━━━ Provided data ━━━

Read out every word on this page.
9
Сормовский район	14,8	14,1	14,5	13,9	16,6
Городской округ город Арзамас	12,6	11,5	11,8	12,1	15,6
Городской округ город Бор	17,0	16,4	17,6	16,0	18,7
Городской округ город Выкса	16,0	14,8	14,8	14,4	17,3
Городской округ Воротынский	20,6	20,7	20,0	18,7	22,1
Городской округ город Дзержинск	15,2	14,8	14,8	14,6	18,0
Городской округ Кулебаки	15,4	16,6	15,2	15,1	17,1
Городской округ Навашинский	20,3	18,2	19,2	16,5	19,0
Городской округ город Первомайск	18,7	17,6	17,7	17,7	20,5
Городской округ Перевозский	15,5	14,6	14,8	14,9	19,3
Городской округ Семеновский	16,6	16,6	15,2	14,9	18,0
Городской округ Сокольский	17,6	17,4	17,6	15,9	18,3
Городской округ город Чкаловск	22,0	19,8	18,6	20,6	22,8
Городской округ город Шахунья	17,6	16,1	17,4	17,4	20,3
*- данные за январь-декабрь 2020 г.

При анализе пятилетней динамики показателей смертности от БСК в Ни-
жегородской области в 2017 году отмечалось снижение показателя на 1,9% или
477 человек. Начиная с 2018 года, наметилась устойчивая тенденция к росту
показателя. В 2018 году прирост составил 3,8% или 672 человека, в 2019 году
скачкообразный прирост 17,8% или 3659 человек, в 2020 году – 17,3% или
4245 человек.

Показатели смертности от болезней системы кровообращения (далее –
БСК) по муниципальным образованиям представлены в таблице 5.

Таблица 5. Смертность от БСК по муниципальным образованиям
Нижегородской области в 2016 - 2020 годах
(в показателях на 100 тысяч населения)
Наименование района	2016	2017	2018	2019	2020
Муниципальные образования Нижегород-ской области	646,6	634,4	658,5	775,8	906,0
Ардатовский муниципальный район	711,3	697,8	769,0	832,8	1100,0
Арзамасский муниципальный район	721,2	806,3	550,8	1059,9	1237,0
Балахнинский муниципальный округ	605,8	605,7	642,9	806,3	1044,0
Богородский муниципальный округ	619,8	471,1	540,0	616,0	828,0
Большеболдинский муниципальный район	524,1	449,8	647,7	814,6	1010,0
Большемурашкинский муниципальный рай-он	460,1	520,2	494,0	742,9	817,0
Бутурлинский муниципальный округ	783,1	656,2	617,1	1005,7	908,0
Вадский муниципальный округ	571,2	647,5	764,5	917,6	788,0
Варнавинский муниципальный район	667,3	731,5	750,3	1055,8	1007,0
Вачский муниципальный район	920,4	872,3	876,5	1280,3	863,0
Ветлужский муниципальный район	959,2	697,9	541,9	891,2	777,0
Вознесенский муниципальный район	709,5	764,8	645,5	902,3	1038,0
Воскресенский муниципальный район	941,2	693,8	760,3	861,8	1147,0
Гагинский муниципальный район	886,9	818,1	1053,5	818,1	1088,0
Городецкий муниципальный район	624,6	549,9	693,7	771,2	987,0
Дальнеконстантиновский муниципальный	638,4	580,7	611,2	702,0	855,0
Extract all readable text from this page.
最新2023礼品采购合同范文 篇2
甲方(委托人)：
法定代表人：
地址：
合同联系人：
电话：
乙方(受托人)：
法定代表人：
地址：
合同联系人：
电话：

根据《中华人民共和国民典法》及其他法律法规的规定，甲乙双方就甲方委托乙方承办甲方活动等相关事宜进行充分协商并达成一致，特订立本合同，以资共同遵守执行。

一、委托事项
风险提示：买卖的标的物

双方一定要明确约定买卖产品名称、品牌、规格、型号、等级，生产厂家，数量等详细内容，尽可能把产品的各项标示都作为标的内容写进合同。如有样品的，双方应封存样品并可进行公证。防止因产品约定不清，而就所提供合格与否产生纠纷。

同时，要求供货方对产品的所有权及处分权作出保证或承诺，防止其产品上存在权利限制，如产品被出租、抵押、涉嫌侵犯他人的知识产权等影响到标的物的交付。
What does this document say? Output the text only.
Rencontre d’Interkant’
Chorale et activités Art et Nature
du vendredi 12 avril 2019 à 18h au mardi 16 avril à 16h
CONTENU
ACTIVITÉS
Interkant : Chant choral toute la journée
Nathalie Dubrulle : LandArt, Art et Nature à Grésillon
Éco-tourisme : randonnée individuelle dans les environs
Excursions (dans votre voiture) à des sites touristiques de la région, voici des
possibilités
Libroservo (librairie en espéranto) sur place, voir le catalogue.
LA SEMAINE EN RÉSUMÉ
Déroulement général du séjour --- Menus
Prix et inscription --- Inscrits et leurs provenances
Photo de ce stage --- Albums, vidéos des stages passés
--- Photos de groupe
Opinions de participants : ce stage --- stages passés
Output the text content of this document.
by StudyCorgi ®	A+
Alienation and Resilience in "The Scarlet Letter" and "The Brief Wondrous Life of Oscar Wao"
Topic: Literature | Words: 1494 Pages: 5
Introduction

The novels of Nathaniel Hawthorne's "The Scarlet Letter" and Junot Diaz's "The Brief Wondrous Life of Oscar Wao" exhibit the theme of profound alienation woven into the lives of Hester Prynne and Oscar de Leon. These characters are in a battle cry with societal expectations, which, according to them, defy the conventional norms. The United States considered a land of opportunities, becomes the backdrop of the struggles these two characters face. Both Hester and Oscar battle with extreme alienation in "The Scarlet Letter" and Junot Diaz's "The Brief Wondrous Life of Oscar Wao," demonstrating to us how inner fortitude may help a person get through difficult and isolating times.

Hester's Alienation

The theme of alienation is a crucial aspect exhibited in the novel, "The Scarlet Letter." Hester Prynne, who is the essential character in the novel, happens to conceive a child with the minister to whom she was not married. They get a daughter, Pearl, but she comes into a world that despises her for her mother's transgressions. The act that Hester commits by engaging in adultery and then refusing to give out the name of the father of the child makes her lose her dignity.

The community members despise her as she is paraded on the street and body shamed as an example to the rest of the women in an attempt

━━━

— Brief —
Look through the entries above. Extract each line with the word "dans".

— Written answer —
Éco-tourisme : randonnée individuelle dans les environs
Excursions (dans votre voiture) à des sites touristiques de la région, voici des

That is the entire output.